Directions for this task | Report each line of the data that includes the word "Controller".

══ Available data

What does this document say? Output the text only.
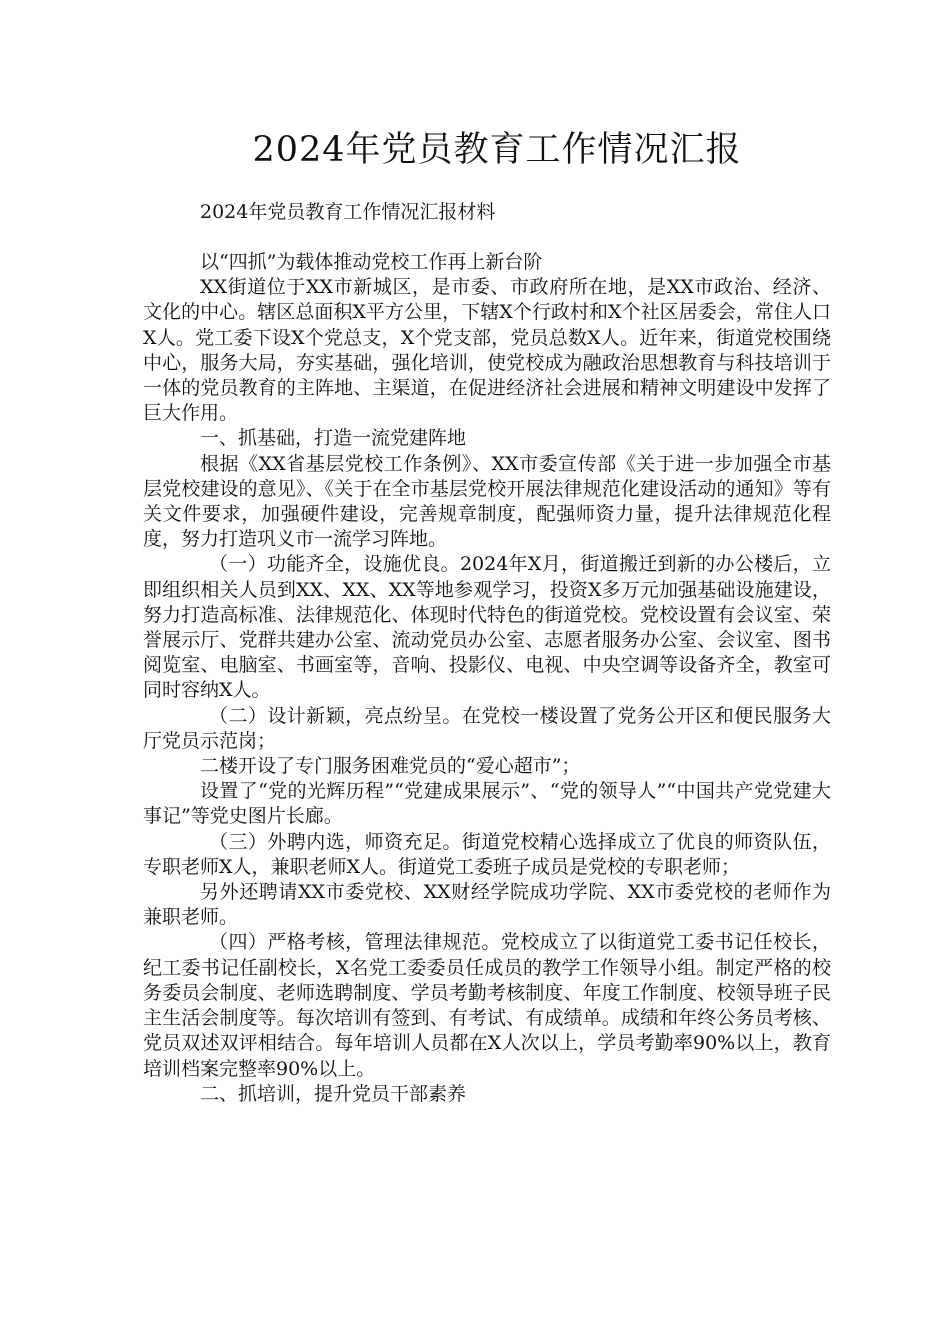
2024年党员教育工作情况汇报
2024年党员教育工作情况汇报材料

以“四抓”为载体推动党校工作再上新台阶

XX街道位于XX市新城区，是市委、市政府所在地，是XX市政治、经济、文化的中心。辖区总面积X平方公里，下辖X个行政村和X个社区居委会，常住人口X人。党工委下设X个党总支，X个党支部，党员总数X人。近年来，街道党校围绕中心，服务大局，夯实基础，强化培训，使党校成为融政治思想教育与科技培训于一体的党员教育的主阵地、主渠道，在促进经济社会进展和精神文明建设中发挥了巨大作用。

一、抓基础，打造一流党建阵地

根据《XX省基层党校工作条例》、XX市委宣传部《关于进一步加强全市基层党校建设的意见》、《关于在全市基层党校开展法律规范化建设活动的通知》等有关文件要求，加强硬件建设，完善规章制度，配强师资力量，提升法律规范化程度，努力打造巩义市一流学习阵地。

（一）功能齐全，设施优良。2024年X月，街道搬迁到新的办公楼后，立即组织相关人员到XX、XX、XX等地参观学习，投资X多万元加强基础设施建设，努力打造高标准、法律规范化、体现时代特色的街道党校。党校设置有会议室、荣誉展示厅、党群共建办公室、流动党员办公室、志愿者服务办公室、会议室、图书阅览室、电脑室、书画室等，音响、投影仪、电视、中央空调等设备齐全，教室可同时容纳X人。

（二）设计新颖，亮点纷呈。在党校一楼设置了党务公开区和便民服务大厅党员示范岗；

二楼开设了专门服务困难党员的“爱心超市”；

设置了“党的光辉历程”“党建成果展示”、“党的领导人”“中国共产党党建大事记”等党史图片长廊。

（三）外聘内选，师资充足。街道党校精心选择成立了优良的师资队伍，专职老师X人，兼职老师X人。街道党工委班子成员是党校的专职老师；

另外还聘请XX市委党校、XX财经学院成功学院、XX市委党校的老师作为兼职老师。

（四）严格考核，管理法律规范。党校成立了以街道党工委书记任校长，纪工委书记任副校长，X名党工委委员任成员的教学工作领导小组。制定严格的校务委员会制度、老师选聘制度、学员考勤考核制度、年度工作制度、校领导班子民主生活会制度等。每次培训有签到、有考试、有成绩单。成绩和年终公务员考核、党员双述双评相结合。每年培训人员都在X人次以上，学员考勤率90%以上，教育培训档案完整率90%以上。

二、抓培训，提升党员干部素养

════
══ Available data

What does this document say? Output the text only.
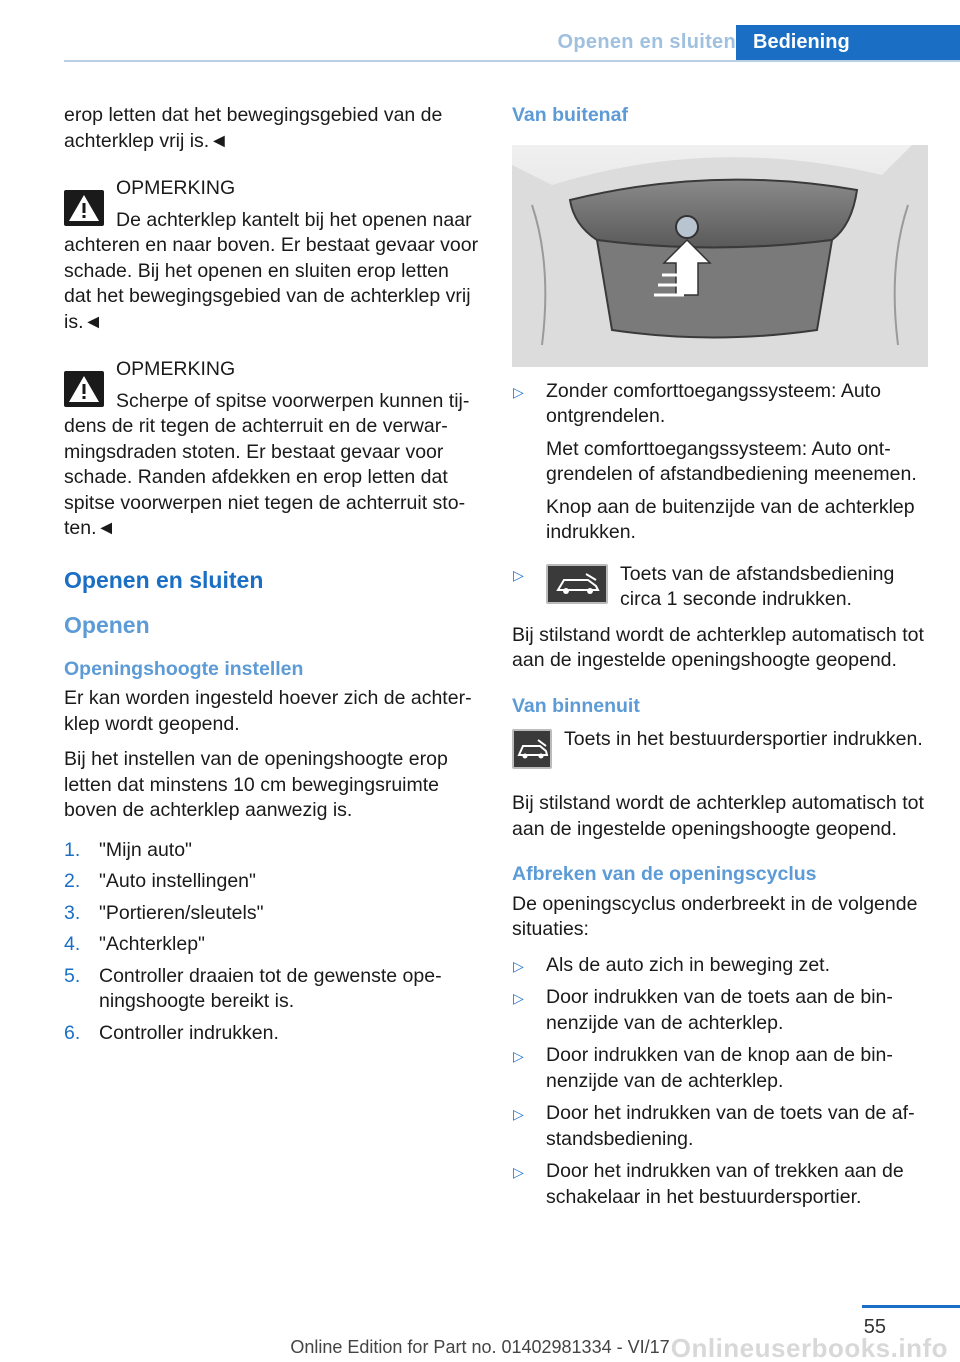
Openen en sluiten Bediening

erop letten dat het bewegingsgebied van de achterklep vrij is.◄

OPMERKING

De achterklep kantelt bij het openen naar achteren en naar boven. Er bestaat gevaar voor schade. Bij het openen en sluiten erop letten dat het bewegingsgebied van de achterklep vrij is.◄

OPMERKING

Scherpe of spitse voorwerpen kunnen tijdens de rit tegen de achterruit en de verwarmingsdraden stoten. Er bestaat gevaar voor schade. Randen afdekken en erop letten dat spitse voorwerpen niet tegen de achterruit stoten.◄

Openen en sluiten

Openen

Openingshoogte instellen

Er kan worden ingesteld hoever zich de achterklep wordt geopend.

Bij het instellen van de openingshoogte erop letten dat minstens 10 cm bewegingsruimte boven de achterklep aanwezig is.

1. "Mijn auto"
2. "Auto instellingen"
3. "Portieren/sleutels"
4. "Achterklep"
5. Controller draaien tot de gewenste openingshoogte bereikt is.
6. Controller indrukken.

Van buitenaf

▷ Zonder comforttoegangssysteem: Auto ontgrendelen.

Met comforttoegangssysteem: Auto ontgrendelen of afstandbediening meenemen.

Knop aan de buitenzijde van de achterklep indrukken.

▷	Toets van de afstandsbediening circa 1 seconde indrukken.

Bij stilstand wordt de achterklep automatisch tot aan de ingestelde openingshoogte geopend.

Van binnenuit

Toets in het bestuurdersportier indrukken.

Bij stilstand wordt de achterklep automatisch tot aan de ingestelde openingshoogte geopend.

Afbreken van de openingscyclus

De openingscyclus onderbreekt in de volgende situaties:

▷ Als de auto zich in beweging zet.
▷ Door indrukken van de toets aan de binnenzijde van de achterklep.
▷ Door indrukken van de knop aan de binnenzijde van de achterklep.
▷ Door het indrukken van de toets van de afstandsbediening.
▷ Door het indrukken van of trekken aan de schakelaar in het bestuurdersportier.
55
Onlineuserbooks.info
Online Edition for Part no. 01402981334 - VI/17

════

Response to the exercise |
5. Controller draaien tot de gewenste openingshoogte bereikt is.
6. Controller indrukken.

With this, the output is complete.